## Dataset rows
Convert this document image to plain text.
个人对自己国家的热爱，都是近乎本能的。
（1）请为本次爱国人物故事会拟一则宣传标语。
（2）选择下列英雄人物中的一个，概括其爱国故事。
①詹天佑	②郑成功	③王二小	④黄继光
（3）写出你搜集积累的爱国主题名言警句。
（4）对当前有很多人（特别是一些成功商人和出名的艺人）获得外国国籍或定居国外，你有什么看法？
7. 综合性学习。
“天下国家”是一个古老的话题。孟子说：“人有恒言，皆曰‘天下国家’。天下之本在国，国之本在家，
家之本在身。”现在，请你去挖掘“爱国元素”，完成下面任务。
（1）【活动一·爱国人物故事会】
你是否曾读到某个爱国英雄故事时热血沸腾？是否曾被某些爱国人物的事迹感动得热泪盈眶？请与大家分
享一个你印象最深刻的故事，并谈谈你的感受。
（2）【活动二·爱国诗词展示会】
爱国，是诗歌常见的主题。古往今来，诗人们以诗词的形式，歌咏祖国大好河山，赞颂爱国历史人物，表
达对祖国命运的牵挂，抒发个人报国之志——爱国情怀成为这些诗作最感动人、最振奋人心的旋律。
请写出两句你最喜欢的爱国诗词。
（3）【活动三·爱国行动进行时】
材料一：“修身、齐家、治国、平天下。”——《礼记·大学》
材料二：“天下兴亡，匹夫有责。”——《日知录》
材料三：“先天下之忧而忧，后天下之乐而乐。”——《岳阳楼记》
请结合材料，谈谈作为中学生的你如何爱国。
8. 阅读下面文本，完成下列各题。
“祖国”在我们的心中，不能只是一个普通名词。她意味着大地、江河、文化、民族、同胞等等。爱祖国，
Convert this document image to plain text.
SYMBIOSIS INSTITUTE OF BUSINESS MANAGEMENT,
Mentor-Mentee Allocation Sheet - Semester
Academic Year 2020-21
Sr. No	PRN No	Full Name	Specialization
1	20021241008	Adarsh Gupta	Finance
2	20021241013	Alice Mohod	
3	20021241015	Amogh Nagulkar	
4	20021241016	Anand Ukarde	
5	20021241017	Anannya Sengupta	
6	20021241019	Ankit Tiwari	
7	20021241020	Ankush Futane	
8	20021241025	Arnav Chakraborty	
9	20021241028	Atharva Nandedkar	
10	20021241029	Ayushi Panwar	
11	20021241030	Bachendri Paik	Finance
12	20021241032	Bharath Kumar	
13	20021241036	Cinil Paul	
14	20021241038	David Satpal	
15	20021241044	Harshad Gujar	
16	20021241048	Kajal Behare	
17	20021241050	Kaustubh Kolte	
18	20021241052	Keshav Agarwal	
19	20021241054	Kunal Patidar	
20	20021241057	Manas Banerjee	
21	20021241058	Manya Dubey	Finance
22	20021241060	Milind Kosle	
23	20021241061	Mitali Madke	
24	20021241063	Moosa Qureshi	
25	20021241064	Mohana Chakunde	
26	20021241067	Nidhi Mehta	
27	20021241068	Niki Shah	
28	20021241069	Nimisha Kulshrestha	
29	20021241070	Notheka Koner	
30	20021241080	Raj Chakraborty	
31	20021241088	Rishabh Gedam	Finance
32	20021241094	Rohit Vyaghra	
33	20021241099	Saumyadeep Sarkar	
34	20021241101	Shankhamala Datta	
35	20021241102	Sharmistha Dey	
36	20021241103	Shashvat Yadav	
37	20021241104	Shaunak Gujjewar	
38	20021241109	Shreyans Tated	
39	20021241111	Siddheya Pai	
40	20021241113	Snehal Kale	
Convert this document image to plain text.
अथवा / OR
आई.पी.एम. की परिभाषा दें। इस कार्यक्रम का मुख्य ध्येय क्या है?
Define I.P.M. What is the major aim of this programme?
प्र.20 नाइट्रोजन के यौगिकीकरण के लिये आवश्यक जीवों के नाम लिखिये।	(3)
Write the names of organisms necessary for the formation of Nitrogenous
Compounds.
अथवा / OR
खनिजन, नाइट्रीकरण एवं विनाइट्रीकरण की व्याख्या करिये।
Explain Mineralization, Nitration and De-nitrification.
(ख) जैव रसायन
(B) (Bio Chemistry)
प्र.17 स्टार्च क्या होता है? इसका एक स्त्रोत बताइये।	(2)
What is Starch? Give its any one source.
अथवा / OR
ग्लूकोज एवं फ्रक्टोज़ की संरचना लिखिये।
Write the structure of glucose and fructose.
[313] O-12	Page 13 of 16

## Set exercise
Your task is to repeat every line exactly.

## Result for this exercise
Convert this document image to plain text.
个人对自己国家的热爱，都是近乎本能的。
（1）请为本次爱国人物故事会拟一则宣传标语。
（2）选择下列英雄人物中的一个，概括其爱国故事。
①詹天佑	②郑成功	③王二小	④黄继光
（3）写出你搜集积累的爱国主题名言警句。
（4）对当前有很多人（特别是一些成功商人和出名的艺人）获得外国国籍或定居国外，你有什么看法？
7. 综合性学习。
“天下国家”是一个古老的话题。孟子说：“人有恒言，皆曰‘天下国家’。天下之本在国，国之本在家，
家之本在身。”现在，请你去挖掘“爱国元素”，完成下面任务。
（1）【活动一·爱国人物故事会】
你是否曾读到某个爱国英雄故事时热血沸腾？是否曾被某些爱国人物的事迹感动得热泪盈眶？请与大家分
享一个你印象最深刻的故事，并谈谈你的感受。
（2）【活动二·爱国诗词展示会】
爱国，是诗歌常见的主题。古往今来，诗人们以诗词的形式，歌咏祖国大好河山，赞颂爱国历史人物，表
达对祖国命运的牵挂，抒发个人报国之志——爱国情怀成为这些诗作最感动人、最振奋人心的旋律。
请写出两句你最喜欢的爱国诗词。
（3）【活动三·爱国行动进行时】
材料一：“修身、齐家、治国、平天下。”——《礼记·大学》
材料二：“天下兴亡，匹夫有责。”——《日知录》
材料三：“先天下之忧而忧，后天下之乐而乐。”——《岳阳楼记》
请结合材料，谈谈作为中学生的你如何爱国。
8. 阅读下面文本，完成下列各题。
“祖国”在我们的心中，不能只是一个普通名词。她意味着大地、江河、文化、民族、同胞等等。爱祖国，
Convert this document image to plain text.
SYMBIOSIS INSTITUTE OF BUSINESS MANAGEMENT,
Mentor-Mentee Allocation Sheet - Semester
Academic Year 2020-21
Sr. No	PRN No	Full Name	Specialization
1	20021241008	Adarsh Gupta	Finance
2	20021241013	Alice Mohod	
3	20021241015	Amogh Nagulkar	
4	20021241016	Anand Ukarde	
5	20021241017	Anannya Sengupta	
6	20021241019	Ankit Tiwari	
7	20021241020	Ankush Futane	
8	20021241025	Arnav Chakraborty	
9	20021241028	Atharva Nandedkar	
10	20021241029	Ayushi Panwar	
11	20021241030	Bachendri Paik	Finance
12	20021241032	Bharath Kumar	
13	20021241036	Cinil Paul	
14	20021241038	David Satpal	
15	20021241044	Harshad Gujar	
16	20021241048	Kajal Behare	
17	20021241050	Kaustubh Kolte	
18	20021241052	Keshav Agarwal	
19	20021241054	Kunal Patidar	
20	20021241057	Manas Banerjee	
21	20021241058	Manya Dubey	Finance
22	20021241060	Milind Kosle	
23	20021241061	Mitali Madke	
24	20021241063	Moosa Qureshi	
25	20021241064	Mohana Chakunde	
26	20021241067	Nidhi Mehta	
27	20021241068	Niki Shah	
28	20021241069	Nimisha Kulshrestha	
29	20021241070	Notheka Koner	
30	20021241080	Raj Chakraborty	
31	20021241088	Rishabh Gedam	Finance
32	20021241094	Rohit Vyaghra	
33	20021241099	Saumyadeep Sarkar	
34	20021241101	Shankhamala Datta	
35	20021241102	Sharmistha Dey	
36	20021241103	Shashvat Yadav	
37	20021241104	Shaunak Gujjewar	
38	20021241109	Shreyans Tated	
39	20021241111	Siddheya Pai	
40	20021241113	Snehal Kale	
Convert this document image to plain text.
अथवा / OR
आई.पी.एम. की परिभाषा दें। इस कार्यक्रम का मुख्य ध्येय क्या है?
Define I.P.M. What is the major aim of this programme?
प्र.20 नाइट्रोजन के यौगिकीकरण के लिये आवश्यक जीवों के नाम लिखिये।	(3)
Write the names of organisms necessary for the formation of Nitrogenous
Compounds.
अथवा / OR
खनिजन, नाइट्रीकरण एवं विनाइट्रीकरण की व्याख्या करिये।
Explain Mineralization, Nitration and De-nitrification.
(ख) जैव रसायन
(B) (Bio Chemistry)
प्र.17 स्टार्च क्या होता है? इसका एक स्त्रोत बताइये।	(2)
What is Starch? Give its any one source.
अथवा / OR
ग्लूकोज एवं फ्रक्टोज़ की संरचना लिखिये।
Write the structure of glucose and fructose.
[313] O-12	Page 13 of 16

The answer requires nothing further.